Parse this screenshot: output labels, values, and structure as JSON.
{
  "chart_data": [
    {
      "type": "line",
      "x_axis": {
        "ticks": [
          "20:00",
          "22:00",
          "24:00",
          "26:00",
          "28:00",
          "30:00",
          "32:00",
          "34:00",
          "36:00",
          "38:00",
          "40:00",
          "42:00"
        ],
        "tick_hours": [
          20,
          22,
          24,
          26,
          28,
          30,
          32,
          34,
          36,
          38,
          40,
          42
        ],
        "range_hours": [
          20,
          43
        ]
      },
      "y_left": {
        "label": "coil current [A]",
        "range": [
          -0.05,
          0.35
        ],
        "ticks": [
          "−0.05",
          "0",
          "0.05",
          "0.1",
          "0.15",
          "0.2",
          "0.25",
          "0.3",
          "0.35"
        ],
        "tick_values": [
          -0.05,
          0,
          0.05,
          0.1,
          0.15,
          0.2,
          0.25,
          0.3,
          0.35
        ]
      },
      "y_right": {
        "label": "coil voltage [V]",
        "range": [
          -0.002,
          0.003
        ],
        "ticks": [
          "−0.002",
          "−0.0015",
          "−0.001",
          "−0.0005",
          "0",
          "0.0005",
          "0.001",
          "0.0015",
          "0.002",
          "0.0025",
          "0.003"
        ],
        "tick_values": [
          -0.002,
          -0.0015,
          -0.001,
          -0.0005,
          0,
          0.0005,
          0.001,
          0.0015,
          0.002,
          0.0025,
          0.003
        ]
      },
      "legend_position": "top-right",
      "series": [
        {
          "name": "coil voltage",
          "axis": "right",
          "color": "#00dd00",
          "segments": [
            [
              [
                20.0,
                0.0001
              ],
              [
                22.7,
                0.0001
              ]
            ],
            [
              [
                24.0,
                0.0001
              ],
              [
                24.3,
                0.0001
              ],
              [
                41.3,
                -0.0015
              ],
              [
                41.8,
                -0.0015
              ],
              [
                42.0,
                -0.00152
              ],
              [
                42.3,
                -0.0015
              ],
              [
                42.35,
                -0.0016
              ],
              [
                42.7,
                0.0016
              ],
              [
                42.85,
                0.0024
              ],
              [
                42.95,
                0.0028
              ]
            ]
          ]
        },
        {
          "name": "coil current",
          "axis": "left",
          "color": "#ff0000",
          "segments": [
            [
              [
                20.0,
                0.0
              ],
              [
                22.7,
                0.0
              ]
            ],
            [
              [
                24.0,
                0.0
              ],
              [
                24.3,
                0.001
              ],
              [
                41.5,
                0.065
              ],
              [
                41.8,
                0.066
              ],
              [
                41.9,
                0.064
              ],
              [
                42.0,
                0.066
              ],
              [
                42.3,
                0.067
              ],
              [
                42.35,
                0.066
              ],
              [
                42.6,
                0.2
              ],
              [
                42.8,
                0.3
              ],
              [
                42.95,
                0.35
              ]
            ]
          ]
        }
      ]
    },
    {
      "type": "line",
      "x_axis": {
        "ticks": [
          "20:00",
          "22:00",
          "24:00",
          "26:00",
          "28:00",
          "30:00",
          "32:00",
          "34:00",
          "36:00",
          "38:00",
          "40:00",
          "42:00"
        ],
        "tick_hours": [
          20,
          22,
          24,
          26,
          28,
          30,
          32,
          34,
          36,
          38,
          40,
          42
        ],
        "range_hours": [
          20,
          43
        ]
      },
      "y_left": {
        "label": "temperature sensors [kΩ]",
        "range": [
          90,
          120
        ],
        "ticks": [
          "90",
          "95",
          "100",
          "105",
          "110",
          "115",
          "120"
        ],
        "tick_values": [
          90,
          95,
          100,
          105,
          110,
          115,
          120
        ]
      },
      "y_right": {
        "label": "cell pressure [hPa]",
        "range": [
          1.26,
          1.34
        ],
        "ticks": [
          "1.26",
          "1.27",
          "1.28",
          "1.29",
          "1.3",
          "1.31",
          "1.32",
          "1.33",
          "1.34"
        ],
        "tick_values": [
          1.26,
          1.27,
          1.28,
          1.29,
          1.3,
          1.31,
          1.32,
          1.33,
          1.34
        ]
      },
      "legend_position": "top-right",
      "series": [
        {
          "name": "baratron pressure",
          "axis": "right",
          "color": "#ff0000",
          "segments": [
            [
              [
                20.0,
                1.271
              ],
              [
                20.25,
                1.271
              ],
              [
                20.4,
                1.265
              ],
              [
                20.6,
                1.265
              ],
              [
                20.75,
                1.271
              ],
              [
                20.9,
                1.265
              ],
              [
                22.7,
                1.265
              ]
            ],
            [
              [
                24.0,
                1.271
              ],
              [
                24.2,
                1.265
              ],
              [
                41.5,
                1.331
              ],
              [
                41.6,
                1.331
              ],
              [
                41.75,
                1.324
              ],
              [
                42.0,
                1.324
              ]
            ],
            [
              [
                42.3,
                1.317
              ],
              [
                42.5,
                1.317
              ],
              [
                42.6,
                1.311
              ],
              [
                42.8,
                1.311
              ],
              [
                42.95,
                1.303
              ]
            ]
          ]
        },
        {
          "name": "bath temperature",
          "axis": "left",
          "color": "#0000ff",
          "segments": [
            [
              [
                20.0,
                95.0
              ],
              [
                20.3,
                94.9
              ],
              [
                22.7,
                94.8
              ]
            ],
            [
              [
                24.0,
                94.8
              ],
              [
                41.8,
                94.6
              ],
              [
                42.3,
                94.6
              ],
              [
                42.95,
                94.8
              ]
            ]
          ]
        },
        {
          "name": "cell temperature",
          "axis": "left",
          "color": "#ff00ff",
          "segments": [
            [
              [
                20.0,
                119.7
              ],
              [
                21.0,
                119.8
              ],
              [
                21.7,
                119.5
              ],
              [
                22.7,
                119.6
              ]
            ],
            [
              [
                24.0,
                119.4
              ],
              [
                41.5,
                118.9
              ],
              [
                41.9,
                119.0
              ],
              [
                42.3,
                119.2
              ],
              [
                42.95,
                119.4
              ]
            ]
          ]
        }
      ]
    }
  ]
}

----------

## Stated goal
Search the entries for the word "current", then list each line that holds it.

## Output of the exercise
        "label": "coil current [A]",
          "name": "coil current",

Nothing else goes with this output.